▶ Given text:

==========

Re: [PATCH 001/001] CHAR DRIVERS: a simple device to give daemons a/sys-like interface

From: Greg Kroah-Hartman
Date: Fri Aug 09 2013 - 19:02:18 EST


On Fri, Aug 09, 2013 at 03:14:10PM -0700, Bob Smith wrote:
> Greg Kroah-Hartman wrote:
> (snip)
> > You are mixing protocols and bindings and system calls up it seems.> They are not the same at all.
>
> Yes, I may be using the term binding wrong. As I understand it
> - We should use a _syscall_ to open a unix socket on the daemon, then

If you want to use unix sockets, yes, do that. All languages have
bindings for those syscalls.

> - define a _protocol_ to describe the data flowing over the socket,

Good protocols exist, look at protobufs from Google if you want to
define your own. Never create your own protocol these days, it doesn't
make sense, be it a text one or something else.

> - a C _binding_ to present a C API and hide the protocol for C programmers,
> - a C++ binding and API for C++ programmers
> - a Java binding
> - a PHP binding
> - a Perl binding
> - a Python binding
> - a node.js binding
> - a Scratch binding for Raspberry Pi users
> - and some kind of shell binding for Bash programmers

All of those languages already support Linux syscalls, no need to create
anything else.

> > (snip)
> > Again, /sys and /proc is talking to the kernel, not userspace to
> > userspace, I still fail to understand how you will do that to create a
> > "userspace" driver.
>
> From a kernel developer's point of view the term "userspace driver"
> may seem like an oxymoron. By definition, all devices on the system
> have to be controlled by the kernel. All else is just userspace.

==========

▶ Material supplied:
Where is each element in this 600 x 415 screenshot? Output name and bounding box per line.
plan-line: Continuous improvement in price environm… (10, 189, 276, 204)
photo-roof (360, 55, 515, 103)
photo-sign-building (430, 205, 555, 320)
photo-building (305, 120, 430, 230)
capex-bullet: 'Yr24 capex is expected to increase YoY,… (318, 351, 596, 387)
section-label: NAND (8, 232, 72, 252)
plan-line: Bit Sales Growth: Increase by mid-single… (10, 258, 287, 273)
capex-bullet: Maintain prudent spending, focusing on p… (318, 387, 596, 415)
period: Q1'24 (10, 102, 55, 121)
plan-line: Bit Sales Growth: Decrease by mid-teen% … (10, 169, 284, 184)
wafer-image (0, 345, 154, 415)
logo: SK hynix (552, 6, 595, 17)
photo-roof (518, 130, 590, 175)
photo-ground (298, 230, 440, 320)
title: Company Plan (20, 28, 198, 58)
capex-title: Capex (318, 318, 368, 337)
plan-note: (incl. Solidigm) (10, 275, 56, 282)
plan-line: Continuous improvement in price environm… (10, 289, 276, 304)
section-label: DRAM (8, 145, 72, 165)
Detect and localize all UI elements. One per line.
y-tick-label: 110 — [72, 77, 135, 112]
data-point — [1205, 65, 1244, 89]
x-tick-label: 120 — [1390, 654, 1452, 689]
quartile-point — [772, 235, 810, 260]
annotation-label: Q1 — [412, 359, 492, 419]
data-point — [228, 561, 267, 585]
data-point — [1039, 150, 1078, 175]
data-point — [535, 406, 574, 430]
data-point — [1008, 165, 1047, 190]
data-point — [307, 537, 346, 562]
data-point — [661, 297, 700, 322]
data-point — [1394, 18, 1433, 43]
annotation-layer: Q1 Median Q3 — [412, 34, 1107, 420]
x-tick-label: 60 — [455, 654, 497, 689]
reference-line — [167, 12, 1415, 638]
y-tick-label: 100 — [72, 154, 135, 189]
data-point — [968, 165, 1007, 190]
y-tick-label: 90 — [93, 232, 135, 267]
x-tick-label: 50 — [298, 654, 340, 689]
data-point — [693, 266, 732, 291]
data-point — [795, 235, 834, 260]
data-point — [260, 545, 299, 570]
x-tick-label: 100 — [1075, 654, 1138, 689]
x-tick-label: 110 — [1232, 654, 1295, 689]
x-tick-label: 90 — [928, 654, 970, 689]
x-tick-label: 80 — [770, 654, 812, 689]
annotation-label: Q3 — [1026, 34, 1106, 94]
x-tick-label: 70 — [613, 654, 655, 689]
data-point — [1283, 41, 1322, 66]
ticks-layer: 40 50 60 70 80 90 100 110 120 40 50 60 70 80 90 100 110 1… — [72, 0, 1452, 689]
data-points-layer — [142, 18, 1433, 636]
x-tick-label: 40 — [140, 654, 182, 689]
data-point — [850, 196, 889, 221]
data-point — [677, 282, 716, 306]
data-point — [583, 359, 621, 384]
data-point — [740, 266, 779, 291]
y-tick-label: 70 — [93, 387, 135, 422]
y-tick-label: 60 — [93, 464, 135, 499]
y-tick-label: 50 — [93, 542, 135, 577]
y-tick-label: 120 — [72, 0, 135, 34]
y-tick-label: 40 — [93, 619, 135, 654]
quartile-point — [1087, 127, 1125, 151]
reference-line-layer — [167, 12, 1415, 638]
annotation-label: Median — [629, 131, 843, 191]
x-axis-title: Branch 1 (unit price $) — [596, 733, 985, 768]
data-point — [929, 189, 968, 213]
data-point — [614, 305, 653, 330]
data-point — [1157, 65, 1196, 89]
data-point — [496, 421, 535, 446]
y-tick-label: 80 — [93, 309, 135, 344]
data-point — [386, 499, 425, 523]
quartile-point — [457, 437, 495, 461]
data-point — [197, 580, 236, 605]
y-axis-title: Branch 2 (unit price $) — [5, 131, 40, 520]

==========

▶ Questions:
(1) In the mailing-list reply about the patch, what does Greg Kroah-Hartman suggest looking at for someone who wants to define their own protocol?
(2) Continue the mailing-list reply about the patch from its last sentence.
The rows are not needed for anything that follows.

▶ Response list:
(1) Protobufs from Google.

(2)
Not true at all, I know all about userspace drivers, look at the UIO
code in the Linux kernel. It was created explicitly for this exact
thing, and to prevent the myrads of broken implementations from being
created again and again and again. Just use it if you wish to talk to
your hardware directly, lots of people do so.

> As an _opinion_ only, I think maybe userspace device drivers do exist.
> It refers to hardware that the kernel is not, and should not, be aware
> of. This hardware is not seen because it is at the end of some kind of
> communications channel like USB-serial or Ethernet. A developer might
> like to view that hardware as part of the overall system even if Linux
> and the CPU do not have direct access to it. A userspace driver looks
> something like this
>
> =(ProxyDevNode)====(daemon)===(CommChannel)===(hardware)
>
> As an engineer, I can see that "userspace driver" might not make sense.
> As a marketing guy, I'm super-duper pleased to tell my customers "Yes,
> we support Linux. After all, we have Userspace Device Drivers!" :)

Not really, you are just using an IPC to talk to a "real" device driver.

> My (hardware) has a Xilinx FPGA with connectors that goes out to eight
> peripheral cards. There are about thirty different peripheral cards
> available The FPGA has to be programmed for a specific peripheral mix,
> but it is pretty easy for a customer to request a new FPGA image for a
> new mix of cards. Inside the FPGA the peripherals are controlled by
> 8-bit registers on an internal address bus.

FPGAs are interesting things, people are creating "real" drivers for
them (see the linux-kernel archives for a few examples.) Other people
just use the UIO layer instead, which works quite well for them. I
suggest you do the same thing.

Again, you are creating a new form of userspace/userspace IPC, without a
good reason for why one of the existing IPC implementations will not
work for you (no, being able to use "echo" is not a good reason, you can
do that with local sockets just fine).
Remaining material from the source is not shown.